[Stored dataset items]
========

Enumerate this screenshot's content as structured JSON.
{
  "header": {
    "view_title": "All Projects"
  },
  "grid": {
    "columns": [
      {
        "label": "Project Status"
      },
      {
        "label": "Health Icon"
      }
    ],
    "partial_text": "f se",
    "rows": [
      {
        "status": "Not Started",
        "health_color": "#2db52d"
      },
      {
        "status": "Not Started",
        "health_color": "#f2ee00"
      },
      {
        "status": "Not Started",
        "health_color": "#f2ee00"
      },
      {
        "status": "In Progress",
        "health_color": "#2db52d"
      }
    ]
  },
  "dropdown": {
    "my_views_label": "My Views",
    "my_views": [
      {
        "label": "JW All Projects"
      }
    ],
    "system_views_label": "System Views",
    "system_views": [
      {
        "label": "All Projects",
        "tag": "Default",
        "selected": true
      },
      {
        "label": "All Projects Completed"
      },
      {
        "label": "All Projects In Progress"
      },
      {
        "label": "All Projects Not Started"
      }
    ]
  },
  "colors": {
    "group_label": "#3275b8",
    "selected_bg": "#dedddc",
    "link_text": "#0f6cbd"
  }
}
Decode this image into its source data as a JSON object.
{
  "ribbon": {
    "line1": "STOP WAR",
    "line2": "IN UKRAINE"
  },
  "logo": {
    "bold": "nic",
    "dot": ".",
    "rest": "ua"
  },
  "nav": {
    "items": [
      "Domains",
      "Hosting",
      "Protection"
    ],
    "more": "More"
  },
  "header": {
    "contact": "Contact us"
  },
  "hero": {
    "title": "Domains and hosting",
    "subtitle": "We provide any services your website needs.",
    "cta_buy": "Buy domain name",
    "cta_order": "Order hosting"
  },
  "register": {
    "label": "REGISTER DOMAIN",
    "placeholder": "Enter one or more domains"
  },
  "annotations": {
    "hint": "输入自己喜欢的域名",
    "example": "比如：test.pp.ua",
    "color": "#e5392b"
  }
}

========

** Instructions to follow **
All of the data shown above must be copied exactly.

** Problem solution **
Enumerate this screenshot's content as structured JSON.
{
  "header": {
    "view_title": "All Projects"
  },
  "grid": {
    "columns": [
      {
        "label": "Project Status"
      },
      {
        "label": "Health Icon"
      }
    ],
    "partial_text": "f se",
    "rows": [
      {
        "status": "Not Started",
        "health_color": "#2db52d"
      },
      {
        "status": "Not Started",
        "health_color": "#f2ee00"
      },
      {
        "status": "Not Started",
        "health_color": "#f2ee00"
      },
      {
        "status": "In Progress",
        "health_color": "#2db52d"
      }
    ]
  },
  "dropdown": {
    "my_views_label": "My Views",
    "my_views": [
      {
        "label": "JW All Projects"
      }
    ],
    "system_views_label": "System Views",
    "system_views": [
      {
        "label": "All Projects",
        "tag": "Default",
        "selected": true
      },
      {
        "label": "All Projects Completed"
      },
      {
        "label": "All Projects In Progress"
      },
      {
        "label": "All Projects Not Started"
      }
    ]
  },
  "colors": {
    "group_label": "#3275b8",
    "selected_bg": "#dedddc",
    "link_text": "#0f6cbd"
  }
}
Decode this image into its source data as a JSON object.
{
  "ribbon": {
    "line1": "STOP WAR",
    "line2": "IN UKRAINE"
  },
  "logo": {
    "bold": "nic",
    "dot": ".",
    "rest": "ua"
  },
  "nav": {
    "items": [
      "Domains",
      "Hosting",
      "Protection"
    ],
    "more": "More"
  },
  "header": {
    "contact": "Contact us"
  },
  "hero": {
    "title": "Domains and hosting",
    "subtitle": "We provide any services your website needs.",
    "cta_buy": "Buy domain name",
    "cta_order": "Order hosting"
  },
  "register": {
    "label": "REGISTER DOMAIN",
    "placeholder": "Enter one or more domains"
  },
  "annotations": {
    "hint": "输入自己喜欢的域名",
    "example": "比如：test.pp.ua",
    "color": "#e5392b"
  }
}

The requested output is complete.